Objective —
From the listing below, pull out the lines that hold "Tech".

Raw data —
-------

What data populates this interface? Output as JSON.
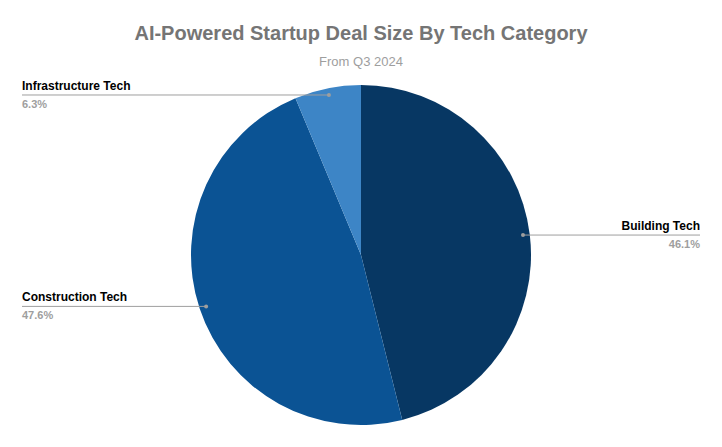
{
  "chart_data": {
    "type": "pie",
    "title": "AI-Powered Startup Deal Size By Tech Category",
    "subtitle": "From Q3 2024",
    "categories": [
      "Building Tech",
      "Construction Tech",
      "Infrastructure Tech"
    ],
    "values": [
      46.1,
      47.6,
      6.3
    ],
    "value_labels": [
      "46.1%",
      "47.6%",
      "6.3%"
    ],
    "colors": [
      "#073763",
      "#0b5394",
      "#3d85c6"
    ],
    "data_labels": true
  }
}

-------

Task response —
    "title": "AI-Powered Startup Deal Size By Tech Category",
      "Building Tech",
      "Construction Tech",
      "Infrastructure Tech"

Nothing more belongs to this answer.